- [The request] Work out how many lines of the records contain "fundraising". Answer with the number and nothing else.

-- Start of Records for the exercise --

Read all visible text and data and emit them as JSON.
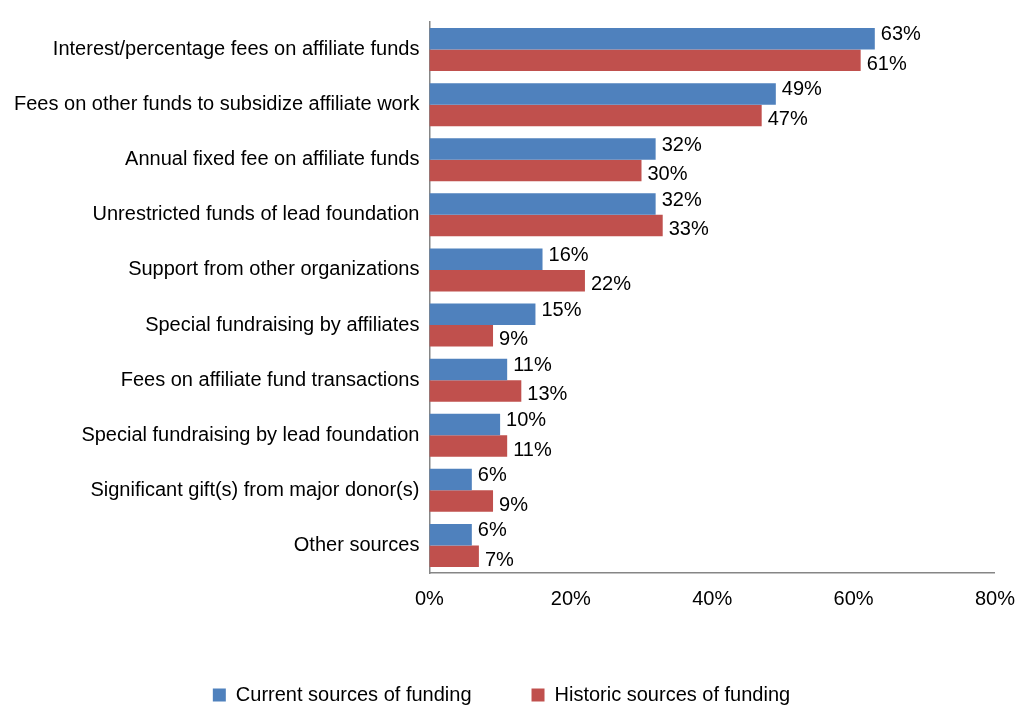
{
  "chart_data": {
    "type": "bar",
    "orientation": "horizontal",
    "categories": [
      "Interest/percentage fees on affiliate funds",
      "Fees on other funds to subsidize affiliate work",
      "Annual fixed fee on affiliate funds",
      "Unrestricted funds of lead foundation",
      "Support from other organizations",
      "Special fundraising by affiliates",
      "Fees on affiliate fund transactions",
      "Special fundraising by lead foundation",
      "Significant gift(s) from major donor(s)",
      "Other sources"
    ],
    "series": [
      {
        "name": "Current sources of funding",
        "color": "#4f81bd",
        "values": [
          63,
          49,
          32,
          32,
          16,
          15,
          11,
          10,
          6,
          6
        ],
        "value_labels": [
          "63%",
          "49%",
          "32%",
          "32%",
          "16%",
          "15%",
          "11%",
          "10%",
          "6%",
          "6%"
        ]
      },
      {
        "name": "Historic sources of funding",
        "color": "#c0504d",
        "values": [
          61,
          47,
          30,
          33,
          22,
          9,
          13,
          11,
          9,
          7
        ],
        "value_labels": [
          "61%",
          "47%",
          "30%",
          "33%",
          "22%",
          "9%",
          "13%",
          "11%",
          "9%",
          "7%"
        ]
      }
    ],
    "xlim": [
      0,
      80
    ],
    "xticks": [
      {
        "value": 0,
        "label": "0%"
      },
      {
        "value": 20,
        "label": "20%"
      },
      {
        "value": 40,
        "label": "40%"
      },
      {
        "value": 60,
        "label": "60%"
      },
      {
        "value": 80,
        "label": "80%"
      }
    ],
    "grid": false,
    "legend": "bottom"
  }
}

-- End of Records for the exercise --

- [Task result] 2